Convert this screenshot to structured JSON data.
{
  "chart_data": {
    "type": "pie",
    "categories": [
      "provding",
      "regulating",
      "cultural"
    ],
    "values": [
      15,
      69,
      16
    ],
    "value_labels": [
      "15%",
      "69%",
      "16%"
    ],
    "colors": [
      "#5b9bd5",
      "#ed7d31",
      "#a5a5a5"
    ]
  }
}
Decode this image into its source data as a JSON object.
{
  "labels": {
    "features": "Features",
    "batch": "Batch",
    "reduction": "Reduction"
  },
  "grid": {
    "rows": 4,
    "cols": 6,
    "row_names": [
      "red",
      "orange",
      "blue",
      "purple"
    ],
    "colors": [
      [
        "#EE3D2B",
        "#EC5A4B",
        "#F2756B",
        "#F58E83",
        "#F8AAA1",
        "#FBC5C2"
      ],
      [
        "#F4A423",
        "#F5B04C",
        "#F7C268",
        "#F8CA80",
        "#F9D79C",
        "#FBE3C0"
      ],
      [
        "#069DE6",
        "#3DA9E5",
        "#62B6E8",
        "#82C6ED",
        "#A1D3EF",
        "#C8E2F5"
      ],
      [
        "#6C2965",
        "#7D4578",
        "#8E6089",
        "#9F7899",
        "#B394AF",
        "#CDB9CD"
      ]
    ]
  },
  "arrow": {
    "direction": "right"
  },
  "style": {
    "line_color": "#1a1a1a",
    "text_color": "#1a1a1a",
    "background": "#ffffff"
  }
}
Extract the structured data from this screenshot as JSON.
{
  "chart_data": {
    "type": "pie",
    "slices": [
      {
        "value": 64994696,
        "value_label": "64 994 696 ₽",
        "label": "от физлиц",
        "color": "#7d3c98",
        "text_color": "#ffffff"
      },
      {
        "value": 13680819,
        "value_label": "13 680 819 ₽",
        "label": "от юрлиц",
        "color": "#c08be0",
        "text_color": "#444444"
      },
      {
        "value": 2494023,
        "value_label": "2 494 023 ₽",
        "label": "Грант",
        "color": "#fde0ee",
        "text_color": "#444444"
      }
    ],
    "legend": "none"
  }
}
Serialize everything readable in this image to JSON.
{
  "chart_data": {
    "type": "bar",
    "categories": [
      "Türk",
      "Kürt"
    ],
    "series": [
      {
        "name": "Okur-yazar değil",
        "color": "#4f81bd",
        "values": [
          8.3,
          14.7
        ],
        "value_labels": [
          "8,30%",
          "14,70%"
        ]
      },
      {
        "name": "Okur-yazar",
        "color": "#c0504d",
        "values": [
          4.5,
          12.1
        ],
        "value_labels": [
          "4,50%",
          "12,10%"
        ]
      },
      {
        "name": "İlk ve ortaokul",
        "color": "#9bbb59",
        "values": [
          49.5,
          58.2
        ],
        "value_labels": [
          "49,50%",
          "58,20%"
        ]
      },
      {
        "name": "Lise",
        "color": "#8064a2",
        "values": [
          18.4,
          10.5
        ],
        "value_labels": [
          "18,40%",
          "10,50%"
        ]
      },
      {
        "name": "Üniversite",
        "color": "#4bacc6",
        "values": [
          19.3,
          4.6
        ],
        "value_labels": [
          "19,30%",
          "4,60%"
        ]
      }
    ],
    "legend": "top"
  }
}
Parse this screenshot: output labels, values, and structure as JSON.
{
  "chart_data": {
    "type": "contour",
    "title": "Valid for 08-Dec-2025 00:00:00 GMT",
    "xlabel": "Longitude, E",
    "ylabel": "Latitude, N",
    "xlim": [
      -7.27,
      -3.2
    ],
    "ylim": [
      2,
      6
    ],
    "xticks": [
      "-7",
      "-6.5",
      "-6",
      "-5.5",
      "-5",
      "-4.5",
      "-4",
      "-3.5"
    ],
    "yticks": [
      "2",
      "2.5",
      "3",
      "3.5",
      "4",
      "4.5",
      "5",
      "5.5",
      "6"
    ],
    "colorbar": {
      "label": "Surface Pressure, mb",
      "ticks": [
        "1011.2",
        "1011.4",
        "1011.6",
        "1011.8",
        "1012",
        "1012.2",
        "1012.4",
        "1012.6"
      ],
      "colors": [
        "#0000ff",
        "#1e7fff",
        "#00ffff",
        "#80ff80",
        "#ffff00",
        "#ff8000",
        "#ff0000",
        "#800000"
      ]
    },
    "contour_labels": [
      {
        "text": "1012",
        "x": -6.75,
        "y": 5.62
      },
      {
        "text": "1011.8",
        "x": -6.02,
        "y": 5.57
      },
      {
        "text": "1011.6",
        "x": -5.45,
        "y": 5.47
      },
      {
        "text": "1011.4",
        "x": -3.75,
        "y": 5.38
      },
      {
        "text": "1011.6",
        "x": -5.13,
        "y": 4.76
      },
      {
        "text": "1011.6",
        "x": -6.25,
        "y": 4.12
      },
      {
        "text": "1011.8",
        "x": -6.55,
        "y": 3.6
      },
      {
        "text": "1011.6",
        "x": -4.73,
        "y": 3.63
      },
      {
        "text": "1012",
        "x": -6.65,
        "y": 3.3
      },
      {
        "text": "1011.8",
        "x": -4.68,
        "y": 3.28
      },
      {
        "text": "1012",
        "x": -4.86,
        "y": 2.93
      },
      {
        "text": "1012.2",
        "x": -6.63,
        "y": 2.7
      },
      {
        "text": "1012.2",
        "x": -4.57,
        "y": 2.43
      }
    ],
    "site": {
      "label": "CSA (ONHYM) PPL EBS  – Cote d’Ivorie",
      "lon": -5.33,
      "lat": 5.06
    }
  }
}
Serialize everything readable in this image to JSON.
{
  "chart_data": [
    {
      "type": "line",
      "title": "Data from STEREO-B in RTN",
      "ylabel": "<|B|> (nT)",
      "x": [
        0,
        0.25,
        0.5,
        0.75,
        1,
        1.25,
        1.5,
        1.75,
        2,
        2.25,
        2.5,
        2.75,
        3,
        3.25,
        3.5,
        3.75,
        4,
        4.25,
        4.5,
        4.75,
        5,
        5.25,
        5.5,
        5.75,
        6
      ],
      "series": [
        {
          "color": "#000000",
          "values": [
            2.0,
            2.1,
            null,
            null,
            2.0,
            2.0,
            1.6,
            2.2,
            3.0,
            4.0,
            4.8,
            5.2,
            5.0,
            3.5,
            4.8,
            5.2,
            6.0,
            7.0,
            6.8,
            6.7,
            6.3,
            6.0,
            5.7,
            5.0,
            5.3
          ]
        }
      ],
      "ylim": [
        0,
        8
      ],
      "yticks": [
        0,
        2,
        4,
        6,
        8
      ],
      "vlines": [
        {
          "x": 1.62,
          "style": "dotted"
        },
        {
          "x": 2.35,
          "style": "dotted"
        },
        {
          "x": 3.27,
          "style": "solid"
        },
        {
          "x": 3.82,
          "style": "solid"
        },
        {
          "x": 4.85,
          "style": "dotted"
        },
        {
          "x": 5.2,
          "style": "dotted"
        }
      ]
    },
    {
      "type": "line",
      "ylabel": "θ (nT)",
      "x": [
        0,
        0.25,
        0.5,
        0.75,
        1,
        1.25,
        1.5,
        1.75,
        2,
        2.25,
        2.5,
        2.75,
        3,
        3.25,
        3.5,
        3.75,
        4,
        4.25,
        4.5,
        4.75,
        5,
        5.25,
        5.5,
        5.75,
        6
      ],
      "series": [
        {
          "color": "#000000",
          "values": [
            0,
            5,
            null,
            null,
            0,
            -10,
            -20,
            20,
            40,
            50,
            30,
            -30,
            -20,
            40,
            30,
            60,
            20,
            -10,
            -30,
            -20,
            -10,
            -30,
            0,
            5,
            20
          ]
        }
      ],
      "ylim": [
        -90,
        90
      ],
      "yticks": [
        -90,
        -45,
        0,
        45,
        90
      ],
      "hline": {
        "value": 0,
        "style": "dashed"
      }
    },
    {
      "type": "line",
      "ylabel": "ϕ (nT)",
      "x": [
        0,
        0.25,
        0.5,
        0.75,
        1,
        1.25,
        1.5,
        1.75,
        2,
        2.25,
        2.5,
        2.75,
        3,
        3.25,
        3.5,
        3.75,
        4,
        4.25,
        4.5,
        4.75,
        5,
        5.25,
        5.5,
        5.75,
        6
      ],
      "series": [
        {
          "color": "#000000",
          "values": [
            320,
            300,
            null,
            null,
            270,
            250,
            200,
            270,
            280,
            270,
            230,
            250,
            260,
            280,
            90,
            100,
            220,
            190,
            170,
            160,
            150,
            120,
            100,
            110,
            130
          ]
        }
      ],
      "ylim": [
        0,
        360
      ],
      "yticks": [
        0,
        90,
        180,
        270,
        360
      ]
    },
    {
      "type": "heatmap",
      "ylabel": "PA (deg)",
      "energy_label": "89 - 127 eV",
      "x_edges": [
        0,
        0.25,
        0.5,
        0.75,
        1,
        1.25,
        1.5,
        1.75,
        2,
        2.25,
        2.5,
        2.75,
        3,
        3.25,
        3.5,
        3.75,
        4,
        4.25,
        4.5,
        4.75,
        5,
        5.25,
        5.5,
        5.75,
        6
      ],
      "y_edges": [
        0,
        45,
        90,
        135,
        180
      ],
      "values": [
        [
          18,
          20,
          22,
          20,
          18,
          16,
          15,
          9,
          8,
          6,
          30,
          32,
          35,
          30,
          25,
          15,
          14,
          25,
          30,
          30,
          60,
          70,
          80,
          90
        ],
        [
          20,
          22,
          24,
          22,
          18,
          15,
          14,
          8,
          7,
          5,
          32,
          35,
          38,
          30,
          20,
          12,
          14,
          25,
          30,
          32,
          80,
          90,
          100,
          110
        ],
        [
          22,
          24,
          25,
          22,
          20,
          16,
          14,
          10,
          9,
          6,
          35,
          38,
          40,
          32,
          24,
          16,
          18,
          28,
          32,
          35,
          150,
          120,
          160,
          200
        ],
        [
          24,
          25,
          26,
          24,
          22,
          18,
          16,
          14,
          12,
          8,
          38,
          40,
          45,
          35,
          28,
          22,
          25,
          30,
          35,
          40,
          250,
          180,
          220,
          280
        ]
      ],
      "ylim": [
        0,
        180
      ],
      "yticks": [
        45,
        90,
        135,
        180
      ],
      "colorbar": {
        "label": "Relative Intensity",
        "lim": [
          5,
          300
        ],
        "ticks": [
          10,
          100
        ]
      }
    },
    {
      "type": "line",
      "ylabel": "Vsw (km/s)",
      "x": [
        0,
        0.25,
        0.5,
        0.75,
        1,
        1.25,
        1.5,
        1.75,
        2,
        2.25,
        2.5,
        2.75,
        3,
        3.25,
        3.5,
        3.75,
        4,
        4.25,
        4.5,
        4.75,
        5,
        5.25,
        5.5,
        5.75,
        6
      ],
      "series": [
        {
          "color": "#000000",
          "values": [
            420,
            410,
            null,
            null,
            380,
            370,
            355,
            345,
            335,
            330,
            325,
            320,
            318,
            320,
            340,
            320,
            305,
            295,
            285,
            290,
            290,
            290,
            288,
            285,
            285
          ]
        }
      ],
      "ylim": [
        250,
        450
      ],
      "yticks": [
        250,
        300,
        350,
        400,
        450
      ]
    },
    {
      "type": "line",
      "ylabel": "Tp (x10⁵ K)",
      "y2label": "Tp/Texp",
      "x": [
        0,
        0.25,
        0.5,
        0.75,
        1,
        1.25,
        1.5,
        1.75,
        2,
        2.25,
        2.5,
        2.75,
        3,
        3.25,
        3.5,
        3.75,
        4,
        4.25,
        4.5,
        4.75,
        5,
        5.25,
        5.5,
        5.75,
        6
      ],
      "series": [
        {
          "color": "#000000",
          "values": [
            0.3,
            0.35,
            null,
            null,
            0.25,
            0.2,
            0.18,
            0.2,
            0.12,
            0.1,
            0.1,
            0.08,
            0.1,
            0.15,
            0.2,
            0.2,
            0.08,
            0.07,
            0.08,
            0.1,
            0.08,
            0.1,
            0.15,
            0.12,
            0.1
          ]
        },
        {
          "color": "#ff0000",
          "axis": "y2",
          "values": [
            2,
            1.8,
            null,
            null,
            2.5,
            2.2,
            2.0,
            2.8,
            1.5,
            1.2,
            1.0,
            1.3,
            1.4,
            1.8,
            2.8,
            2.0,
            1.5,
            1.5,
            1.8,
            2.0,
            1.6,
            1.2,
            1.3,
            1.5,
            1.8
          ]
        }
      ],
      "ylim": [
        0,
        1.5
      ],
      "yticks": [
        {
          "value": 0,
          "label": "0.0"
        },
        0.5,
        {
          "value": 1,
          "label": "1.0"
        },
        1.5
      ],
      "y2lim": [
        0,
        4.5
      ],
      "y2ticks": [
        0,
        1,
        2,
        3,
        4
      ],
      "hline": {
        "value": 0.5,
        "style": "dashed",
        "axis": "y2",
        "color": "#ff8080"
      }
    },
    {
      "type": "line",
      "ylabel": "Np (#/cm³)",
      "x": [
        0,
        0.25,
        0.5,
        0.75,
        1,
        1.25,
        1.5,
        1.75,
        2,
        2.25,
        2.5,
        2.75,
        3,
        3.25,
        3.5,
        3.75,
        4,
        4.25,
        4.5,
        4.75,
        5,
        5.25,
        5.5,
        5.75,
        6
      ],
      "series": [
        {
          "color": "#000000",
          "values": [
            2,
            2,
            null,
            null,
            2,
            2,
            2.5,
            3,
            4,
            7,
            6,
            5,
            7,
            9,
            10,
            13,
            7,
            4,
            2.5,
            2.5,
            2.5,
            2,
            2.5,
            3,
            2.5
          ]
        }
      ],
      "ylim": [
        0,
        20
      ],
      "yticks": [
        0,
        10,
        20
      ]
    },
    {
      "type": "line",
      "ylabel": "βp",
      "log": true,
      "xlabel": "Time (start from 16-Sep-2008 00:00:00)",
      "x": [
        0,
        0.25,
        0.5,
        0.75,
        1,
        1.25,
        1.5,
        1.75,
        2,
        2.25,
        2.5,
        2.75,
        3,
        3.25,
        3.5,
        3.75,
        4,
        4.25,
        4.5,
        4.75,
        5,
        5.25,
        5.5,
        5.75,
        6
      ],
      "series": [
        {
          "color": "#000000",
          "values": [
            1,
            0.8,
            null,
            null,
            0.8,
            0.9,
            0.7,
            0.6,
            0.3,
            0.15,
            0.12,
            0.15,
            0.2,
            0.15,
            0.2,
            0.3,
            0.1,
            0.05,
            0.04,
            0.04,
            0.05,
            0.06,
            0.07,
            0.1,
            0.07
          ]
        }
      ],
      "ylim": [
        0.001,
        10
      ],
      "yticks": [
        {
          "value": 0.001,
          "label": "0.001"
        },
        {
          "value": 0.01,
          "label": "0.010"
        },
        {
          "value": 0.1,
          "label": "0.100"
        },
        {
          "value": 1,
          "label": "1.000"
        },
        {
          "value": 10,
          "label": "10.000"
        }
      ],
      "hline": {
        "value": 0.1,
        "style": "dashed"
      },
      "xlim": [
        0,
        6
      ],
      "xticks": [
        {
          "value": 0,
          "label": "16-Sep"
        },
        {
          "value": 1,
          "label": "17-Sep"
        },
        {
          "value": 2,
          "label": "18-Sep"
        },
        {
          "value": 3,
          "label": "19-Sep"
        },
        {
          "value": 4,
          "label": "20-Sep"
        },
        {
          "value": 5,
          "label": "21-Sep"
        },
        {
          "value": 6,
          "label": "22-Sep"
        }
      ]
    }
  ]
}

☆ ☆ ☆ ☆ ☆ ☆ ☆

▸ **SET EXERCISE**
Read the entries and pick out all lines that include the word "from".

▸ **TASK RESPONSE**
Extract the structured data from this screenshot as JSON.
      "title": "Data from STEREO-B in RTN",
      "xlabel": "Time (start from 16-Sep-2008 00:00:00)",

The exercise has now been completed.